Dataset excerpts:
=-=-=-=-=

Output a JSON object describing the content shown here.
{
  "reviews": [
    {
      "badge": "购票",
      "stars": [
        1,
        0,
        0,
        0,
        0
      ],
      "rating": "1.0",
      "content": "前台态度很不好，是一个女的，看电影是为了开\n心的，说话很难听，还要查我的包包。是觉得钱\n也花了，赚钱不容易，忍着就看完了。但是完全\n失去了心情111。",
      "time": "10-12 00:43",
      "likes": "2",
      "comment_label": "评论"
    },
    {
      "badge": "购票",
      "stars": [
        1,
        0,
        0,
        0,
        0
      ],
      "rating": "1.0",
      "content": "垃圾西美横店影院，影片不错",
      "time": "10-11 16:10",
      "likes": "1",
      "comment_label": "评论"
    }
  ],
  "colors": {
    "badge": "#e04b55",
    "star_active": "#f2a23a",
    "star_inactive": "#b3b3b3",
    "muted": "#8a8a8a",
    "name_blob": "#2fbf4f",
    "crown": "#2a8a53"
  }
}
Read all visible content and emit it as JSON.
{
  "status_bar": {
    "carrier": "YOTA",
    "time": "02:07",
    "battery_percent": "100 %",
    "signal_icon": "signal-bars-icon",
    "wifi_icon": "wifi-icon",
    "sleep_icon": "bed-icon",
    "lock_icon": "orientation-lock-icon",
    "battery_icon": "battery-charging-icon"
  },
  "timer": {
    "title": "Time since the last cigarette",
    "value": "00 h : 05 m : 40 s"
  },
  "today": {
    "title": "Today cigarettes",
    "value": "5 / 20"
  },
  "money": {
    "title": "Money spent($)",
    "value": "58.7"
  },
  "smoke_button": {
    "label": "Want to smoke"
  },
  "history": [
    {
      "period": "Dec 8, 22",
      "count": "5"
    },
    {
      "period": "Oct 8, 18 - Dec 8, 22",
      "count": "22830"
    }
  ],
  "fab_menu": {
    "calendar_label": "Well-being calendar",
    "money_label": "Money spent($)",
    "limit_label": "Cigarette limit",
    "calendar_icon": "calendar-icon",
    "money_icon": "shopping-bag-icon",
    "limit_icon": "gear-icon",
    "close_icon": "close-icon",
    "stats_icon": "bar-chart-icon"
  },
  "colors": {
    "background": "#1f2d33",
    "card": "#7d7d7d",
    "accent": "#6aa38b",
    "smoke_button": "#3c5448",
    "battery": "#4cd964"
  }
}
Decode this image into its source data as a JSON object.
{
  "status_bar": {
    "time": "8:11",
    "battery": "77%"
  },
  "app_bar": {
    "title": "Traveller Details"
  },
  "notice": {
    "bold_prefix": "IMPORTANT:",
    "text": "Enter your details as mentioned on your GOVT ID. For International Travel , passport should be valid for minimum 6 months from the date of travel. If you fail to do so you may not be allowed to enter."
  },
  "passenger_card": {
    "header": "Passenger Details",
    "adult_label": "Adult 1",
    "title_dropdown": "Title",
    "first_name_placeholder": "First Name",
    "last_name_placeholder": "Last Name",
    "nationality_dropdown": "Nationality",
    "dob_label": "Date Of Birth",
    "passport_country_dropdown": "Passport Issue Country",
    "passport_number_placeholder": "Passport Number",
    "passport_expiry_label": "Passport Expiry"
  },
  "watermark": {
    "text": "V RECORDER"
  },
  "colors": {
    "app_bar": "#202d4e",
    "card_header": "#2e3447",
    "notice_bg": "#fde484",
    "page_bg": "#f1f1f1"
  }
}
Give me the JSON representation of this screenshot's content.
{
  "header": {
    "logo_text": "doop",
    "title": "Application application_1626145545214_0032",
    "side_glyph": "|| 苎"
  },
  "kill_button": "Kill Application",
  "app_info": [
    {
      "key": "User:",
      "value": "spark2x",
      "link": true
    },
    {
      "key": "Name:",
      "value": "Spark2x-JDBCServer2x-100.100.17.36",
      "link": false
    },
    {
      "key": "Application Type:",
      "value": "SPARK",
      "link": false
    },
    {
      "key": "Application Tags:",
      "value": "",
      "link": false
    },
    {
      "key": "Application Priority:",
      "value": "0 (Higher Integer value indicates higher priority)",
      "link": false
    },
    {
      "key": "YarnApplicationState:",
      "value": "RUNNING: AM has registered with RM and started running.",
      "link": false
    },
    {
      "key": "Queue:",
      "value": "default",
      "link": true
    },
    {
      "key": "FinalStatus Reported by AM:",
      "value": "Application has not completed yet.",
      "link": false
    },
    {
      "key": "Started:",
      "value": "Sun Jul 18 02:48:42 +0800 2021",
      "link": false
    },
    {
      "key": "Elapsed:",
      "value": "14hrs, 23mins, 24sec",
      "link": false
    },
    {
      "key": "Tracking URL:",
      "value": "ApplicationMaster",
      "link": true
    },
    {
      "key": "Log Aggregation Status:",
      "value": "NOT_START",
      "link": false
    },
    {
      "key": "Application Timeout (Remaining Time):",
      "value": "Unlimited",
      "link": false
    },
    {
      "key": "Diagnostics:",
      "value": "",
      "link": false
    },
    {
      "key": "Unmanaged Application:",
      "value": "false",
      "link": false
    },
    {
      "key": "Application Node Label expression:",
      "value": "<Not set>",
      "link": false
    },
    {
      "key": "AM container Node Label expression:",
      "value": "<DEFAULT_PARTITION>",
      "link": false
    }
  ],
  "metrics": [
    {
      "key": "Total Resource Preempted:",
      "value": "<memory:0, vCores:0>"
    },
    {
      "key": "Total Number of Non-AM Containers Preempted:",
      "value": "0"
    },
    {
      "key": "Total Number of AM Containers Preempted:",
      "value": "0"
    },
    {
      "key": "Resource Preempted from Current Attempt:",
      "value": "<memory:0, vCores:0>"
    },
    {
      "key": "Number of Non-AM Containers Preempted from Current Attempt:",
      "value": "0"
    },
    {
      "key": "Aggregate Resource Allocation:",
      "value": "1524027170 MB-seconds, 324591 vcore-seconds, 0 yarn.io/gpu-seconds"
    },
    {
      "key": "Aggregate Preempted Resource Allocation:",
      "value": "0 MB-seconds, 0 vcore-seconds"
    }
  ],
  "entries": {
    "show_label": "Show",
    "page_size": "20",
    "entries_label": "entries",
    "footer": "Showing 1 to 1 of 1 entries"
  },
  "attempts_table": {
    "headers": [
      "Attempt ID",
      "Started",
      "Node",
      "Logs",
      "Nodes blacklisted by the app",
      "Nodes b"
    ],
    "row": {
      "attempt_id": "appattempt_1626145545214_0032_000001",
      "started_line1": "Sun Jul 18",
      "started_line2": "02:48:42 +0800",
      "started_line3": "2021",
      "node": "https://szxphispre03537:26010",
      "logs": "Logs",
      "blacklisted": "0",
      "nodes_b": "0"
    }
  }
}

=-=-=-=-=

• **Goal of the exercise**
Copy all of the data. Keep every word exactly as it is.

• **Solved problem**
Output a JSON object describing the content shown here.
{
  "reviews": [
    {
      "badge": "购票",
      "stars": [
        1,
        0,
        0,
        0,
        0
      ],
      "rating": "1.0",
      "content": "前台态度很不好，是一个女的，看电影是为了开\n心的，说话很难听，还要查我的包包。是觉得钱\n也花了，赚钱不容易，忍着就看完了。但是完全\n失去了心情111。",
      "time": "10-12 00:43",
      "likes": "2",
      "comment_label": "评论"
    },
    {
      "badge": "购票",
      "stars": [
        1,
        0,
        0,
        0,
        0
      ],
      "rating": "1.0",
      "content": "垃圾西美横店影院，影片不错",
      "time": "10-11 16:10",
      "likes": "1",
      "comment_label": "评论"
    }
  ],
  "colors": {
    "badge": "#e04b55",
    "star_active": "#f2a23a",
    "star_inactive": "#b3b3b3",
    "muted": "#8a8a8a",
    "name_blob": "#2fbf4f",
    "crown": "#2a8a53"
  }
}
Read all visible content and emit it as JSON.
{
  "status_bar": {
    "carrier": "YOTA",
    "time": "02:07",
    "battery_percent": "100 %",
    "signal_icon": "signal-bars-icon",
    "wifi_icon": "wifi-icon",
    "sleep_icon": "bed-icon",
    "lock_icon": "orientation-lock-icon",
    "battery_icon": "battery-charging-icon"
  },
  "timer": {
    "title": "Time since the last cigarette",
    "value": "00 h : 05 m : 40 s"
  },
  "today": {
    "title": "Today cigarettes",
    "value": "5 / 20"
  },
  "money": {
    "title": "Money spent($)",
    "value": "58.7"
  },
  "smoke_button": {
    "label": "Want to smoke"
  },
  "history": [
    {
      "period": "Dec 8, 22",
      "count": "5"
    },
    {
      "period": "Oct 8, 18 - Dec 8, 22",
      "count": "22830"
    }
  ],
  "fab_menu": {
    "calendar_label": "Well-being calendar",
    "money_label": "Money spent($)",
    "limit_label": "Cigarette limit",
    "calendar_icon": "calendar-icon",
    "money_icon": "shopping-bag-icon",
    "limit_icon": "gear-icon",
    "close_icon": "close-icon",
    "stats_icon": "bar-chart-icon"
  },
  "colors": {
    "background": "#1f2d33",
    "card": "#7d7d7d",
    "accent": "#6aa38b",
    "smoke_button": "#3c5448",
    "battery": "#4cd964"
  }
}
Decode this image into its source data as a JSON object.
{
  "status_bar": {
    "time": "8:11",
    "battery": "77%"
  },
  "app_bar": {
    "title": "Traveller Details"
  },
  "notice": {
    "bold_prefix": "IMPORTANT:",
    "text": "Enter your details as mentioned on your GOVT ID. For International Travel , passport should be valid for minimum 6 months from the date of travel. If you fail to do so you may not be allowed to enter."
  },
  "passenger_card": {
    "header": "Passenger Details",
    "adult_label": "Adult 1",
    "title_dropdown": "Title",
    "first_name_placeholder": "First Name",
    "last_name_placeholder": "Last Name",
    "nationality_dropdown": "Nationality",
    "dob_label": "Date Of Birth",
    "passport_country_dropdown": "Passport Issue Country",
    "passport_number_placeholder": "Passport Number",
    "passport_expiry_label": "Passport Expiry"
  },
  "watermark": {
    "text": "V RECORDER"
  },
  "colors": {
    "app_bar": "#202d4e",
    "card_header": "#2e3447",
    "notice_bg": "#fde484",
    "page_bg": "#f1f1f1"
  }
}
Give me the JSON representation of this screenshot's content.
{
  "header": {
    "logo_text": "doop",
    "title": "Application application_1626145545214_0032",
    "side_glyph": "|| 苎"
  },
  "kill_button": "Kill Application",
  "app_info": [
    {
      "key": "User:",
      "value": "spark2x",
      "link": true
    },
    {
      "key": "Name:",
      "value": "Spark2x-JDBCServer2x-100.100.17.36",
      "link": false
    },
    {
      "key": "Application Type:",
      "value": "SPARK",
      "link": false
    },
    {
      "key": "Application Tags:",
      "value": "",
      "link": false
    },
    {
      "key": "Application Priority:",
      "value": "0 (Higher Integer value indicates higher priority)",
      "link": false
    },
    {
      "key": "YarnApplicationState:",
      "value": "RUNNING: AM has registered with RM and started running.",
      "link": false
    },
    {
      "key": "Queue:",
      "value": "default",
      "link": true
    },
    {
      "key": "FinalStatus Reported by AM:",
      "value": "Application has not completed yet.",
      "link": false
    },
    {
      "key": "Started:",
      "value": "Sun Jul 18 02:48:42 +0800 2021",
      "link": false
    },
    {
      "key": "Elapsed:",
      "value": "14hrs, 23mins, 24sec",
      "link": false
    },
    {
      "key": "Tracking URL:",
      "value": "ApplicationMaster",
      "link": true
    },
    {
      "key": "Log Aggregation Status:",
      "value": "NOT_START",
      "link": false
    },
    {
      "key": "Application Timeout (Remaining Time):",
      "value": "Unlimited",
      "link": false
    },
    {
      "key": "Diagnostics:",
      "value": "",
      "link": false
    },
    {
      "key": "Unmanaged Application:",
      "value": "false",
      "link": false
    },
    {
      "key": "Application Node Label expression:",
      "value": "<Not set>",
      "link": false
    },
    {
      "key": "AM container Node Label expression:",
      "value": "<DEFAULT_PARTITION>",
      "link": false
    }
  ],
  "metrics": [
    {
      "key": "Total Resource Preempted:",
      "value": "<memory:0, vCores:0>"
    },
    {
      "key": "Total Number of Non-AM Containers Preempted:",
      "value": "0"
    },
    {
      "key": "Total Number of AM Containers Preempted:",
      "value": "0"
    },
    {
      "key": "Resource Preempted from Current Attempt:",
      "value": "<memory:0, vCores:0>"
    },
    {
      "key": "Number of Non-AM Containers Preempted from Current Attempt:",
      "value": "0"
    },
    {
      "key": "Aggregate Resource Allocation:",
      "value": "1524027170 MB-seconds, 324591 vcore-seconds, 0 yarn.io/gpu-seconds"
    },
    {
      "key": "Aggregate Preempted Resource Allocation:",
      "value": "0 MB-seconds, 0 vcore-seconds"
    }
  ],
  "entries": {
    "show_label": "Show",
    "page_size": "20",
    "entries_label": "entries",
    "footer": "Showing 1 to 1 of 1 entries"
  },
  "attempts_table": {
    "headers": [
      "Attempt ID",
      "Started",
      "Node",
      "Logs",
      "Nodes blacklisted by the app",
      "Nodes b"
    ],
    "row": {
      "attempt_id": "appattempt_1626145545214_0032_000001",
      "started_line1": "Sun Jul 18",
      "started_line2": "02:48:42 +0800",
      "started_line3": "2021",
      "node": "https://szxphispre03537:26010",
      "logs": "Logs",
      "blacklisted": "0",
      "nodes_b": "0"
    }
  }
}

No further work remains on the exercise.